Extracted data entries
◆ ◆ ◆ ◆
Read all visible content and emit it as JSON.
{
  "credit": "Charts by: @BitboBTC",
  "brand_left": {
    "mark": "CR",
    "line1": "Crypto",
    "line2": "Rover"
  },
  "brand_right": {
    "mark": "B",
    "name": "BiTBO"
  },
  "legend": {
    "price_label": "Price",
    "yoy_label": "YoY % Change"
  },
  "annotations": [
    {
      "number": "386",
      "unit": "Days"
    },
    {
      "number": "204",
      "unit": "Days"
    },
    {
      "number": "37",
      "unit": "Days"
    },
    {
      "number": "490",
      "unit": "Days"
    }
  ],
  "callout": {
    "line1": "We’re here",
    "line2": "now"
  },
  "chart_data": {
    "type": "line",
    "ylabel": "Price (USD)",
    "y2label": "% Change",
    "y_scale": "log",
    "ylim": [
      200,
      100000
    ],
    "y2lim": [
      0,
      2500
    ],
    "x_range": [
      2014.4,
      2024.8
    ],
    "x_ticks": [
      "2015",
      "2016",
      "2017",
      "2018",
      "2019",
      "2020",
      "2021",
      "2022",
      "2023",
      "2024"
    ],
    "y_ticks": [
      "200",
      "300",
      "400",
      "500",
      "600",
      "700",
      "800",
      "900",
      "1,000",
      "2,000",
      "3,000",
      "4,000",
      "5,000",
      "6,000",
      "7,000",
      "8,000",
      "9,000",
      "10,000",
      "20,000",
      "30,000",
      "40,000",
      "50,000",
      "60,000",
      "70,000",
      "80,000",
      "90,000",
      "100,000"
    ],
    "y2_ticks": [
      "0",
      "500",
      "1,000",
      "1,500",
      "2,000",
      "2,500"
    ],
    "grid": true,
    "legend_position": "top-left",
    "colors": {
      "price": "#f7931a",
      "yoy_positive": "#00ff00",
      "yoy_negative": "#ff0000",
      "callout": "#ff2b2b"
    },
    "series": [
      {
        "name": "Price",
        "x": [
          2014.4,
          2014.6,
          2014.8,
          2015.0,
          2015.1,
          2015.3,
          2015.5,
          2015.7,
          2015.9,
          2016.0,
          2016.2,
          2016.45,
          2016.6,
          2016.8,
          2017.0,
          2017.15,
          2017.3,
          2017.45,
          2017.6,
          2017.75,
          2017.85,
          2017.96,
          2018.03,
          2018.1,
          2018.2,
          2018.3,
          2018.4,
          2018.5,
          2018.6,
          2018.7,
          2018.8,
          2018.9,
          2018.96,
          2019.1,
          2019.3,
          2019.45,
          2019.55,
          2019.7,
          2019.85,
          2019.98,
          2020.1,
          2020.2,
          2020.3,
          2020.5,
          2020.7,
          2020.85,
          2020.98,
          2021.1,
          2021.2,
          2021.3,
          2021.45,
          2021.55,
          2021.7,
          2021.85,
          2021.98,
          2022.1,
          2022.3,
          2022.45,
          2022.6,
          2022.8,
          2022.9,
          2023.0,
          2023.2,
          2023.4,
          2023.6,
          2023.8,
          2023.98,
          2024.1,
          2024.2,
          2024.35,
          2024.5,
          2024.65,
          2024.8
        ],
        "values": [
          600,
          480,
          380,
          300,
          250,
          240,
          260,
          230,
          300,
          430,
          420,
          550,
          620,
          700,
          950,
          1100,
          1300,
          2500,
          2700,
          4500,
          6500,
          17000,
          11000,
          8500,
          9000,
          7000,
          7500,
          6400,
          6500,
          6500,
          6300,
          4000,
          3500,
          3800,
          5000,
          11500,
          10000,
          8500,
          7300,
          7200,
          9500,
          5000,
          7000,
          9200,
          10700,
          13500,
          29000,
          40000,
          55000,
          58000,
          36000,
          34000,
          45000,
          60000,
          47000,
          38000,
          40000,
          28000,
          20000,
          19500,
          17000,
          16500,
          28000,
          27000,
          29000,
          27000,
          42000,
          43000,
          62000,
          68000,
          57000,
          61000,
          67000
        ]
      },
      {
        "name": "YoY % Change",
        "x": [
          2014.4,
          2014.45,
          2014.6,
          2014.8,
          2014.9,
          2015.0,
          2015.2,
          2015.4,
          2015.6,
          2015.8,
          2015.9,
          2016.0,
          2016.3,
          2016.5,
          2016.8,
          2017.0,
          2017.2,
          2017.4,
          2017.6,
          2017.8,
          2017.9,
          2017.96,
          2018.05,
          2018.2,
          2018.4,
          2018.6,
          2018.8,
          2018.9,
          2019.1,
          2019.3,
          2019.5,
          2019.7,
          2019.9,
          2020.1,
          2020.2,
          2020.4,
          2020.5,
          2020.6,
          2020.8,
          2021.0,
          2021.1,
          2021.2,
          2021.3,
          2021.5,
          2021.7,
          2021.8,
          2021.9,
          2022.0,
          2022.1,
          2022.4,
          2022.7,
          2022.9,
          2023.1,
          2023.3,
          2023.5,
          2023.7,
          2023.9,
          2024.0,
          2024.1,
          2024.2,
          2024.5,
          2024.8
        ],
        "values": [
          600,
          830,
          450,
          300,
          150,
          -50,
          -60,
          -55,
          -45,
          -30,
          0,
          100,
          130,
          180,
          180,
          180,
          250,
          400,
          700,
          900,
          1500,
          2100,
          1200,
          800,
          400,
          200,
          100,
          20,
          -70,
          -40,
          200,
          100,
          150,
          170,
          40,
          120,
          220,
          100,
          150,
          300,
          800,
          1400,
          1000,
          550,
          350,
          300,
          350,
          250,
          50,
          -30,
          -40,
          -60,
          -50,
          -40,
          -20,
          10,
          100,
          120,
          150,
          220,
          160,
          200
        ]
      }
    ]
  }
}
◆ ◆ ◆ ◆
• YOUR TASK:
Give every line of the material again, exactly as it reads.

• RESULT FOR THIS TASK:
Read all visible content and emit it as JSON.
{
  "credit": "Charts by: @BitboBTC",
  "brand_left": {
    "mark": "CR",
    "line1": "Crypto",
    "line2": "Rover"
  },
  "brand_right": {
    "mark": "B",
    "name": "BiTBO"
  },
  "legend": {
    "price_label": "Price",
    "yoy_label": "YoY % Change"
  },
  "annotations": [
    {
      "number": "386",
      "unit": "Days"
    },
    {
      "number": "204",
      "unit": "Days"
    },
    {
      "number": "37",
      "unit": "Days"
    },
    {
      "number": "490",
      "unit": "Days"
    }
  ],
  "callout": {
    "line1": "We’re here",
    "line2": "now"
  },
  "chart_data": {
    "type": "line",
    "ylabel": "Price (USD)",
    "y2label": "% Change",
    "y_scale": "log",
    "ylim": [
      200,
      100000
    ],
    "y2lim": [
      0,
      2500
    ],
    "x_range": [
      2014.4,
      2024.8
    ],
    "x_ticks": [
      "2015",
      "2016",
      "2017",
      "2018",
      "2019",
      "2020",
      "2021",
      "2022",
      "2023",
      "2024"
    ],
    "y_ticks": [
      "200",
      "300",
      "400",
      "500",
      "600",
      "700",
      "800",
      "900",
      "1,000",
      "2,000",
      "3,000",
      "4,000",
      "5,000",
      "6,000",
      "7,000",
      "8,000",
      "9,000",
      "10,000",
      "20,000",
      "30,000",
      "40,000",
      "50,000",
      "60,000",
      "70,000",
      "80,000",
      "90,000",
      "100,000"
    ],
    "y2_ticks": [
      "0",
      "500",
      "1,000",
      "1,500",
      "2,000",
      "2,500"
    ],
    "grid": true,
    "legend_position": "top-left",
    "colors": {
      "price": "#f7931a",
      "yoy_positive": "#00ff00",
      "yoy_negative": "#ff0000",
      "callout": "#ff2b2b"
    },
    "series": [
      {
        "name": "Price",
        "x": [
          2014.4,
          2014.6,
          2014.8,
          2015.0,
          2015.1,
          2015.3,
          2015.5,
          2015.7,
          2015.9,
          2016.0,
          2016.2,
          2016.45,
          2016.6,
          2016.8,
          2017.0,
          2017.15,
          2017.3,
          2017.45,
          2017.6,
          2017.75,
          2017.85,
          2017.96,
          2018.03,
          2018.1,
          2018.2,
          2018.3,
          2018.4,
          2018.5,
          2018.6,
          2018.7,
          2018.8,
          2018.9,
          2018.96,
          2019.1,
          2019.3,
          2019.45,
          2019.55,
          2019.7,
          2019.85,
          2019.98,
          2020.1,
          2020.2,
          2020.3,
          2020.5,
          2020.7,
          2020.85,
          2020.98,
          2021.1,
          2021.2,
          2021.3,
          2021.45,
          2021.55,
          2021.7,
          2021.85,
          2021.98,
          2022.1,
          2022.3,
          2022.45,
          2022.6,
          2022.8,
          2022.9,
          2023.0,
          2023.2,
          2023.4,
          2023.6,
          2023.8,
          2023.98,
          2024.1,
          2024.2,
          2024.35,
          2024.5,
          2024.65,
          2024.8
        ],
        "values": [
          600,
          480,
          380,
          300,
          250,
          240,
          260,
          230,
          300,
          430,
          420,
          550,
          620,
          700,
          950,
          1100,
          1300,
          2500,
          2700,
          4500,
          6500,
          17000,
          11000,
          8500,
          9000,
          7000,
          7500,
          6400,
          6500,
          6500,
          6300,
          4000,
          3500,
          3800,
          5000,
          11500,
          10000,
          8500,
          7300,
          7200,
          9500,
          5000,
          7000,
          9200,
          10700,
          13500,
          29000,
          40000,
          55000,
          58000,
          36000,
          34000,
          45000,
          60000,
          47000,
          38000,
          40000,
          28000,
          20000,
          19500,
          17000,
          16500,
          28000,
          27000,
          29000,
          27000,
          42000,
          43000,
          62000,
          68000,
          57000,
          61000,
          67000
        ]
      },
      {
        "name": "YoY % Change",
        "x": [
          2014.4,
          2014.45,
          2014.6,
          2014.8,
          2014.9,
          2015.0,
          2015.2,
          2015.4,
          2015.6,
          2015.8,
          2015.9,
          2016.0,
          2016.3,
          2016.5,
          2016.8,
          2017.0,
          2017.2,
          2017.4,
          2017.6,
          2017.8,
          2017.9,
          2017.96,
          2018.05,
          2018.2,
          2018.4,
          2018.6,
          2018.8,
          2018.9,
          2019.1,
          2019.3,
          2019.5,
          2019.7,
          2019.9,
          2020.1,
          2020.2,
          2020.4,
          2020.5,
          2020.6,
          2020.8,
          2021.0,
          2021.1,
          2021.2,
          2021.3,
          2021.5,
          2021.7,
          2021.8,
          2021.9,
          2022.0,
          2022.1,
          2022.4,
          2022.7,
          2022.9,
          2023.1,
          2023.3,
          2023.5,
          2023.7,
          2023.9,
          2024.0,
          2024.1,
          2024.2,
          2024.5,
          2024.8
        ],
        "values": [
          600,
          830,
          450,
          300,
          150,
          -50,
          -60,
          -55,
          -45,
          -30,
          0,
          100,
          130,
          180,
          180,
          180,
          250,
          400,
          700,
          900,
          1500,
          2100,
          1200,
          800,
          400,
          200,
          100,
          20,
          -70,
          -40,
          200,
          100,
          150,
          170,
          40,
          120,
          220,
          100,
          150,
          300,
          800,
          1400,
          1000,
          550,
          350,
          300,
          350,
          250,
          50,
          -30,
          -40,
          -60,
          -50,
          -40,
          -20,
          10,
          100,
          120,
          150,
          220,
          160,
          200
        ]
      }
    ]
  }
}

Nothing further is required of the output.